TASK PROMPT | Leave the pictures out, and retype all of the material exactly as written.

Recorded data
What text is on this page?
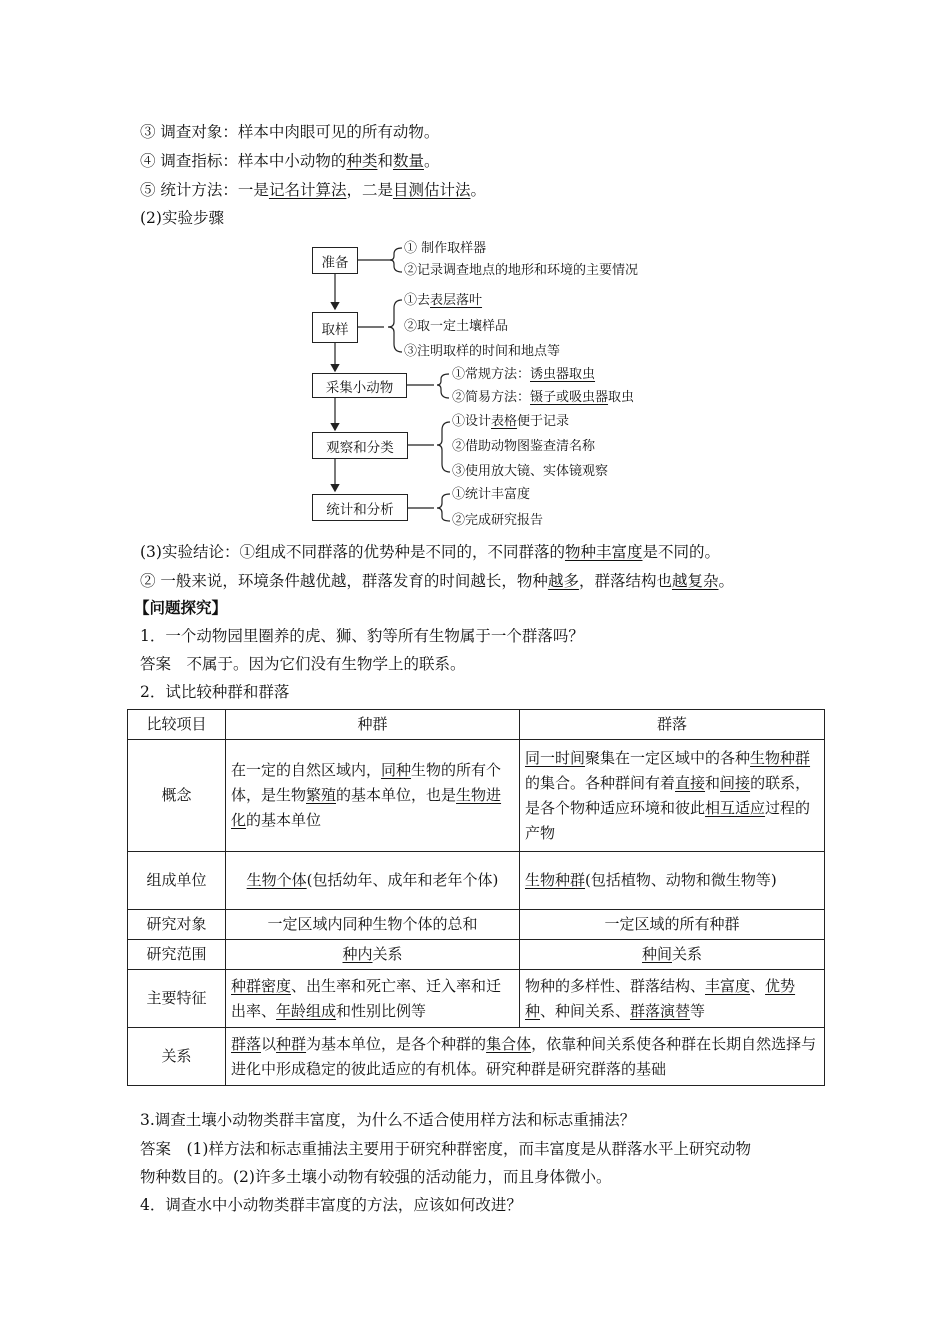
③ 调查对象：样本中肉眼可见的所有动物。
④ 调查指标：样本中小动物的种类和数量。
⑤ 统计方法：一是记名计算法，二是目测估计法。
(2)实验步骤
准备
取样
采集小动物
观察和分类
统计和分析
① 制作取样器
②记录调查地点的地形和环境的主要情况
①去表层落叶
②取一定土壤样品
③注明取样的时间和地点等
①常规方法：诱虫器取虫
②简易方法：镊子或吸虫器取虫
①设计表格便于记录
②借助动物图鉴查清名称
③使用放大镜、实体镜观察
①统计丰富度
②完成研究报告
(3)实验结论：①组成不同群落的优势种是不同的，不同群落的物种丰富度是不同的。
② 一般来说，环境条件越优越，群落发育的时间越长，物种越多，群落结构也越复杂。
【问题探究】
1．一个动物园里圈养的虎、狮、豹等所有生物属于一个群落吗？
答案　不属于。因为它们没有生物学上的联系。
2．试比较种群和群落
比较项目	种群	群落
概念	在一定的自然区域内，同种生物的所有个体，是生物繁殖的基本单位，也是生物进化的基本单位	同一时间聚集在一定区域中的各种生物种群的集合。各种群间有着直接和间接的联系，是各个物种适应环境和彼此相互适应过程的产物
组成单位	生物个体(包括幼年、成年和老年个体)	生物种群(包括植物、动物和微生物等)
研究对象	一定区域内同种生物个体的总和	一定区域的所有种群
研究范围	种内关系	种间关系
主要特征	种群密度、出生率和死亡率、迁入率和迁出率、年龄组成和性别比例等	物种的多样性、群落结构、丰富度、优势种、种间关系、群落演替等
关系	群落以种群为基本单位，是各个种群的集合体，依靠种间关系使各种群在长期自然选择与进化中形成稳定的彼此适应的有机体。研究种群是研究群落的基础	
3.调查土壤小动物类群丰富度，为什么不适合使用样方法和标志重捕法？
答案　(1)样方法和标志重捕法主要用于研究种群密度，而丰富度是从群落水平上研究动物
物种数目的。(2)许多土壤小动物有较强的活动能力，而且身体微小。
4．调查水中小动物类群丰富度的方法，应该如何改进？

SOLUTION TO THE PROBLEM |
What text is on this page?
③ 调查对象：样本中肉眼可见的所有动物。
④ 调查指标：样本中小动物的种类和数量。
⑤ 统计方法：一是记名计算法，二是目测估计法。
(2)实验步骤
准备
取样
采集小动物
观察和分类
统计和分析
① 制作取样器
②记录调查地点的地形和环境的主要情况
①去表层落叶
②取一定土壤样品
③注明取样的时间和地点等
①常规方法：诱虫器取虫
②简易方法：镊子或吸虫器取虫
①设计表格便于记录
②借助动物图鉴查清名称
③使用放大镜、实体镜观察
①统计丰富度
②完成研究报告
(3)实验结论：①组成不同群落的优势种是不同的，不同群落的物种丰富度是不同的。
② 一般来说，环境条件越优越，群落发育的时间越长，物种越多，群落结构也越复杂。
【问题探究】
1．一个动物园里圈养的虎、狮、豹等所有生物属于一个群落吗？
答案　不属于。因为它们没有生物学上的联系。
2．试比较种群和群落
比较项目	种群	群落
概念	在一定的自然区域内，同种生物的所有个体，是生物繁殖的基本单位，也是生物进化的基本单位	同一时间聚集在一定区域中的各种生物种群的集合。各种群间有着直接和间接的联系，是各个物种适应环境和彼此相互适应过程的产物
组成单位	生物个体(包括幼年、成年和老年个体)	生物种群(包括植物、动物和微生物等)
研究对象	一定区域内同种生物个体的总和	一定区域的所有种群
研究范围	种内关系	种间关系
主要特征	种群密度、出生率和死亡率、迁入率和迁出率、年龄组成和性别比例等	物种的多样性、群落结构、丰富度、优势种、种间关系、群落演替等
关系	群落以种群为基本单位，是各个种群的集合体，依靠种间关系使各种群在长期自然选择与进化中形成稳定的彼此适应的有机体。研究种群是研究群落的基础	
3.调查土壤小动物类群丰富度，为什么不适合使用样方法和标志重捕法？
答案　(1)样方法和标志重捕法主要用于研究种群密度，而丰富度是从群落水平上研究动物
物种数目的。(2)许多土壤小动物有较强的活动能力，而且身体微小。
4．调查水中小动物类群丰富度的方法，应该如何改进？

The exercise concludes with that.